START Supplied data

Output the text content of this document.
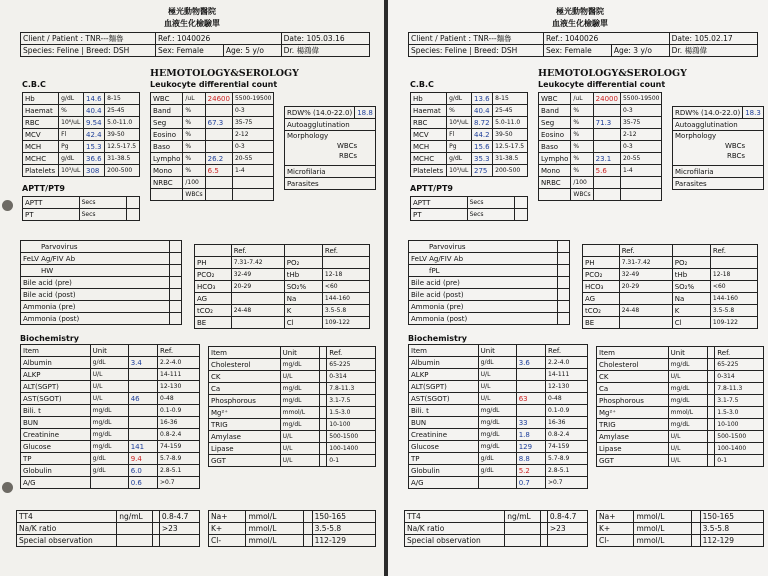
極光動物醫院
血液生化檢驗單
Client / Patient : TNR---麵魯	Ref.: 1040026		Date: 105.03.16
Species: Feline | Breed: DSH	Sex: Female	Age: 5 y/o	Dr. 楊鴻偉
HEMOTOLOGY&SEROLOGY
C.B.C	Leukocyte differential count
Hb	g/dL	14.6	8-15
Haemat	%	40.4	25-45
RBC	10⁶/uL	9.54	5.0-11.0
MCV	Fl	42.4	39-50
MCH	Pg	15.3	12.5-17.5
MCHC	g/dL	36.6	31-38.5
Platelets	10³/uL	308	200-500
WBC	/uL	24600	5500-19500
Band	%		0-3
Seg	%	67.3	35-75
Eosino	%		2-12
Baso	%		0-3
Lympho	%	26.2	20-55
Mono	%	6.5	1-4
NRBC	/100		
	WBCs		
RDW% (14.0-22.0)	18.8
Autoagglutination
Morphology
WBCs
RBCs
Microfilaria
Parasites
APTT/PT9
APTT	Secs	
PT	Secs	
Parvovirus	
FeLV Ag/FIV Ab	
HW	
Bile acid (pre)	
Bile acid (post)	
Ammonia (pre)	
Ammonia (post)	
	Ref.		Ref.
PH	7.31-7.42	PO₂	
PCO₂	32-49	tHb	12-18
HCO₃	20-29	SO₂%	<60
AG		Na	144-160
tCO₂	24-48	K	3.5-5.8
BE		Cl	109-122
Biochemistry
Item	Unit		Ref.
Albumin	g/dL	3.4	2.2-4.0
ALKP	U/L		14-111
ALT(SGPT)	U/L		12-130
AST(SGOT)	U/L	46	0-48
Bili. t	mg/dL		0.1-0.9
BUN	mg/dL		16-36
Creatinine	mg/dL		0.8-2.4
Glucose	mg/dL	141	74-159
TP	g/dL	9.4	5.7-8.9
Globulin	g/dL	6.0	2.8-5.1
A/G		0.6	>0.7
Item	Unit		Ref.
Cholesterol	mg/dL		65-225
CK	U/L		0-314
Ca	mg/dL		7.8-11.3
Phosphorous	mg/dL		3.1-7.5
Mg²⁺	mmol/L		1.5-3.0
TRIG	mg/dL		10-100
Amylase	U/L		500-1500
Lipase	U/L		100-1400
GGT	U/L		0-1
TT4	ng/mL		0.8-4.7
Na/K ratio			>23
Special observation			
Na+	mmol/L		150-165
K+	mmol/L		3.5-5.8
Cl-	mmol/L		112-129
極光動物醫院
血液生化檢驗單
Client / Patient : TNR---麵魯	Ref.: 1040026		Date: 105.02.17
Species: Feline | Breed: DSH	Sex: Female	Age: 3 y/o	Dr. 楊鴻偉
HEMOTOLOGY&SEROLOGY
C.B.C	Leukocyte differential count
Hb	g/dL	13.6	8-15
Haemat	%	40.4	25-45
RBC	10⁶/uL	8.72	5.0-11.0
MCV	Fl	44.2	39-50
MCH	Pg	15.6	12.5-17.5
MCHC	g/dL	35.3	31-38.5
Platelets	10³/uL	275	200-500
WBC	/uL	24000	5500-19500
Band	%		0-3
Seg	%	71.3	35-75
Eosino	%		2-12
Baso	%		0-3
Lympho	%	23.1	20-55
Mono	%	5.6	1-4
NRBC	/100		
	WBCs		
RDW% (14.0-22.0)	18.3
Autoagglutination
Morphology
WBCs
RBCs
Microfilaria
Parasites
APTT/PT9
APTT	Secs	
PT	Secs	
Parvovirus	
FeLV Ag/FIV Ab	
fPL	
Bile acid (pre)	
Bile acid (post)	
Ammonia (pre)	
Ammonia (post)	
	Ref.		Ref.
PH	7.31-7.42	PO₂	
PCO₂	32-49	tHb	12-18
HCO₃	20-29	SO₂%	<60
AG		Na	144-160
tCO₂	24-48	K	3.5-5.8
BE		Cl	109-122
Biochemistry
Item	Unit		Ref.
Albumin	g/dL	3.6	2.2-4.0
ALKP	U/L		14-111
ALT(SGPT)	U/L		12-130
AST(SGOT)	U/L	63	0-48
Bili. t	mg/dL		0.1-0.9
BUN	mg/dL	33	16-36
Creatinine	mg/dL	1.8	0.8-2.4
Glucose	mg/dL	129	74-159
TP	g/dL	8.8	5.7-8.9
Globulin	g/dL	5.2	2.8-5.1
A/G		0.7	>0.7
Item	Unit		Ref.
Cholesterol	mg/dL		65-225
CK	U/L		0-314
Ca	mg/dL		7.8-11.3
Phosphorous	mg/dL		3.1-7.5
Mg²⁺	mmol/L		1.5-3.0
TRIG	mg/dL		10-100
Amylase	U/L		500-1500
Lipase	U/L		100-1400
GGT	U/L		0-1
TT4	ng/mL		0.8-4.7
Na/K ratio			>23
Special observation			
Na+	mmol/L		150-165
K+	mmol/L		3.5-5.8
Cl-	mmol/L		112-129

END Supplied data

Problem statement — Give back each of the records above word for word, apart from the pictures.

Solution to this task —
Output the text content of this document.
極光動物醫院
血液生化檢驗單
Client / Patient : TNR---麵魯	Ref.: 1040026		Date: 105.03.16
Species: Feline | Breed: DSH	Sex: Female	Age: 5 y/o	Dr. 楊鴻偉
HEMOTOLOGY&SEROLOGY
C.B.C	Leukocyte differential count
Hb	g/dL	14.6	8-15
Haemat	%	40.4	25-45
RBC	10⁶/uL	9.54	5.0-11.0
MCV	Fl	42.4	39-50
MCH	Pg	15.3	12.5-17.5
MCHC	g/dL	36.6	31-38.5
Platelets	10³/uL	308	200-500
WBC	/uL	24600	5500-19500
Band	%		0-3
Seg	%	67.3	35-75
Eosino	%		2-12
Baso	%		0-3
Lympho	%	26.2	20-55
Mono	%	6.5	1-4
NRBC	/100		
	WBCs		
RDW% (14.0-22.0)	18.8
Autoagglutination
Morphology
WBCs
RBCs
Microfilaria
Parasites
APTT/PT9
APTT	Secs	
PT	Secs	
Parvovirus	
FeLV Ag/FIV Ab	
HW	
Bile acid (pre)	
Bile acid (post)	
Ammonia (pre)	
Ammonia (post)	
	Ref.		Ref.
PH	7.31-7.42	PO₂	
PCO₂	32-49	tHb	12-18
HCO₃	20-29	SO₂%	<60
AG		Na	144-160
tCO₂	24-48	K	3.5-5.8
BE		Cl	109-122
Biochemistry
Item	Unit		Ref.
Albumin	g/dL	3.4	2.2-4.0
ALKP	U/L		14-111
ALT(SGPT)	U/L		12-130
AST(SGOT)	U/L	46	0-48
Bili. t	mg/dL		0.1-0.9
BUN	mg/dL		16-36
Creatinine	mg/dL		0.8-2.4
Glucose	mg/dL	141	74-159
TP	g/dL	9.4	5.7-8.9
Globulin	g/dL	6.0	2.8-5.1
A/G		0.6	>0.7
Item	Unit		Ref.
Cholesterol	mg/dL		65-225
CK	U/L		0-314
Ca	mg/dL		7.8-11.3
Phosphorous	mg/dL		3.1-7.5
Mg²⁺	mmol/L		1.5-3.0
TRIG	mg/dL		10-100
Amylase	U/L		500-1500
Lipase	U/L		100-1400
GGT	U/L		0-1
TT4	ng/mL		0.8-4.7
Na/K ratio			>23
Special observation			
Na+	mmol/L		150-165
K+	mmol/L		3.5-5.8
Cl-	mmol/L		112-129
極光動物醫院
血液生化檢驗單
Client / Patient : TNR---麵魯	Ref.: 1040026		Date: 105.02.17
Species: Feline | Breed: DSH	Sex: Female	Age: 3 y/o	Dr. 楊鴻偉
HEMOTOLOGY&SEROLOGY
C.B.C	Leukocyte differential count
Hb	g/dL	13.6	8-15
Haemat	%	40.4	25-45
RBC	10⁶/uL	8.72	5.0-11.0
MCV	Fl	44.2	39-50
MCH	Pg	15.6	12.5-17.5
MCHC	g/dL	35.3	31-38.5
Platelets	10³/uL	275	200-500
WBC	/uL	24000	5500-19500
Band	%		0-3
Seg	%	71.3	35-75
Eosino	%		2-12
Baso	%		0-3
Lympho	%	23.1	20-55
Mono	%	5.6	1-4
NRBC	/100		
	WBCs		
RDW% (14.0-22.0)	18.3
Autoagglutination
Morphology
WBCs
RBCs
Microfilaria
Parasites
APTT/PT9
APTT	Secs	
PT	Secs	
Parvovirus	
FeLV Ag/FIV Ab	
fPL	
Bile acid (pre)	
Bile acid (post)	
Ammonia (pre)	
Ammonia (post)	
	Ref.		Ref.
PH	7.31-7.42	PO₂	
PCO₂	32-49	tHb	12-18
HCO₃	20-29	SO₂%	<60
AG		Na	144-160
tCO₂	24-48	K	3.5-5.8
BE		Cl	109-122
Biochemistry
Item	Unit		Ref.
Albumin	g/dL	3.6	2.2-4.0
ALKP	U/L		14-111
ALT(SGPT)	U/L		12-130
AST(SGOT)	U/L	63	0-48
Bili. t	mg/dL		0.1-0.9
BUN	mg/dL	33	16-36
Creatinine	mg/dL	1.8	0.8-2.4
Glucose	mg/dL	129	74-159
TP	g/dL	8.8	5.7-8.9
Globulin	g/dL	5.2	2.8-5.1
A/G		0.7	>0.7
Item	Unit		Ref.
Cholesterol	mg/dL		65-225
CK	U/L		0-314
Ca	mg/dL		7.8-11.3
Phosphorous	mg/dL		3.1-7.5
Mg²⁺	mmol/L		1.5-3.0
TRIG	mg/dL		10-100
Amylase	U/L		500-1500
Lipase	U/L		100-1400
GGT	U/L		0-1
TT4	ng/mL		0.8-4.7
Na/K ratio			>23
Special observation			
Na+	mmol/L		150-165
K+	mmol/L		3.5-5.8
Cl-	mmol/L		112-129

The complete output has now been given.